DIRECTIONS —
Give back the full material, exactly as it reads.

LISTED RECORDS —
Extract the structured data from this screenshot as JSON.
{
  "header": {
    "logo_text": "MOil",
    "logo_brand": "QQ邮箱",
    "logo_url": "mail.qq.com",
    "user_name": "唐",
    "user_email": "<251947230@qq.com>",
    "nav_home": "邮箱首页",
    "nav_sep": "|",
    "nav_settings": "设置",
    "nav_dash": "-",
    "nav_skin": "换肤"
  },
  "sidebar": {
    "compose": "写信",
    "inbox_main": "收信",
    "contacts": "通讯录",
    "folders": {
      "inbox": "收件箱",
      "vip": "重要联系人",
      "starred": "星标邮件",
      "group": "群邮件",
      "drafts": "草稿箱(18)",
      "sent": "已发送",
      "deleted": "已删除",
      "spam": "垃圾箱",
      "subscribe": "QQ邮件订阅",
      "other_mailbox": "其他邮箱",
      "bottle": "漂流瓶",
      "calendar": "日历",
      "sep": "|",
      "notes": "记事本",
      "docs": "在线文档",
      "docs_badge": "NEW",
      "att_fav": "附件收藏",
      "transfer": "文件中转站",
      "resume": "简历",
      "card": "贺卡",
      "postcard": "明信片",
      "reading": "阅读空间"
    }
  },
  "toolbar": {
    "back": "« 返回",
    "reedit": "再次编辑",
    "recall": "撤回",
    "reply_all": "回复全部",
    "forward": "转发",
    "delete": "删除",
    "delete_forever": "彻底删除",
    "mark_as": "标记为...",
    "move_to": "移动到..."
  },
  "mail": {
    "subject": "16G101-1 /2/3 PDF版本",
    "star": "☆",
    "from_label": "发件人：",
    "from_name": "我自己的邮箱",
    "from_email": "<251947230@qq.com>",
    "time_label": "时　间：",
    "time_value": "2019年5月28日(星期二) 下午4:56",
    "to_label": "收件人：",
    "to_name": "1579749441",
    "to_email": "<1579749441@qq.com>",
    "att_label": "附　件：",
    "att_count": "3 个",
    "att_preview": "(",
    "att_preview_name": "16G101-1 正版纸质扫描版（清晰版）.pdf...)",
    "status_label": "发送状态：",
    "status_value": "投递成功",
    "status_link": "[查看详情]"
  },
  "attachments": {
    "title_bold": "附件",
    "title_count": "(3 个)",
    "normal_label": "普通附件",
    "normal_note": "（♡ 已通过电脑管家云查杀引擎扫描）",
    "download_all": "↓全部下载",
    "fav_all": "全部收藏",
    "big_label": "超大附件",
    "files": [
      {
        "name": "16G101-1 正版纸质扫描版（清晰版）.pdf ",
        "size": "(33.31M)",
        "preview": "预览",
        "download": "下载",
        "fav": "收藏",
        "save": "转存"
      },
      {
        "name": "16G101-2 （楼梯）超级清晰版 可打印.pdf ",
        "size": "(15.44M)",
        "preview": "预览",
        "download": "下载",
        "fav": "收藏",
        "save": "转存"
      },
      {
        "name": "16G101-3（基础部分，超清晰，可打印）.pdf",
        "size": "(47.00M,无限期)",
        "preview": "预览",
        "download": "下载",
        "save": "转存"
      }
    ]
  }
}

TASK SOLUTION —
Extract the structured data from this screenshot as JSON.
{
  "header": {
    "logo_text": "MOil",
    "logo_brand": "QQ邮箱",
    "logo_url": "mail.qq.com",
    "user_name": "唐",
    "user_email": "<251947230@qq.com>",
    "nav_home": "邮箱首页",
    "nav_sep": "|",
    "nav_settings": "设置",
    "nav_dash": "-",
    "nav_skin": "换肤"
  },
  "sidebar": {
    "compose": "写信",
    "inbox_main": "收信",
    "contacts": "通讯录",
    "folders": {
      "inbox": "收件箱",
      "vip": "重要联系人",
      "starred": "星标邮件",
      "group": "群邮件",
      "drafts": "草稿箱(18)",
      "sent": "已发送",
      "deleted": "已删除",
      "spam": "垃圾箱",
      "subscribe": "QQ邮件订阅",
      "other_mailbox": "其他邮箱",
      "bottle": "漂流瓶",
      "calendar": "日历",
      "sep": "|",
      "notes": "记事本",
      "docs": "在线文档",
      "docs_badge": "NEW",
      "att_fav": "附件收藏",
      "transfer": "文件中转站",
      "resume": "简历",
      "card": "贺卡",
      "postcard": "明信片",
      "reading": "阅读空间"
    }
  },
  "toolbar": {
    "back": "« 返回",
    "reedit": "再次编辑",
    "recall": "撤回",
    "reply_all": "回复全部",
    "forward": "转发",
    "delete": "删除",
    "delete_forever": "彻底删除",
    "mark_as": "标记为...",
    "move_to": "移动到..."
  },
  "mail": {
    "subject": "16G101-1 /2/3 PDF版本",
    "star": "☆",
    "from_label": "发件人：",
    "from_name": "我自己的邮箱",
    "from_email": "<251947230@qq.com>",
    "time_label": "时　间：",
    "time_value": "2019年5月28日(星期二) 下午4:56",
    "to_label": "收件人：",
    "to_name": "1579749441",
    "to_email": "<1579749441@qq.com>",
    "att_label": "附　件：",
    "att_count": "3 个",
    "att_preview": "(",
    "att_preview_name": "16G101-1 正版纸质扫描版（清晰版）.pdf...)",
    "status_label": "发送状态：",
    "status_value": "投递成功",
    "status_link": "[查看详情]"
  },
  "attachments": {
    "title_bold": "附件",
    "title_count": "(3 个)",
    "normal_label": "普通附件",
    "normal_note": "（♡ 已通过电脑管家云查杀引擎扫描）",
    "download_all": "↓全部下载",
    "fav_all": "全部收藏",
    "big_label": "超大附件",
    "files": [
      {
        "name": "16G101-1 正版纸质扫描版（清晰版）.pdf ",
        "size": "(33.31M)",
        "preview": "预览",
        "download": "下载",
        "fav": "收藏",
        "save": "转存"
      },
      {
        "name": "16G101-2 （楼梯）超级清晰版 可打印.pdf ",
        "size": "(15.44M)",
        "preview": "预览",
        "download": "下载",
        "fav": "收藏",
        "save": "转存"
      },
      {
        "name": "16G101-3（基础部分，超清晰，可打印）.pdf",
        "size": "(47.00M,无限期)",
        "preview": "预览",
        "download": "下载",
        "save": "转存"
      }
    ]
  }
}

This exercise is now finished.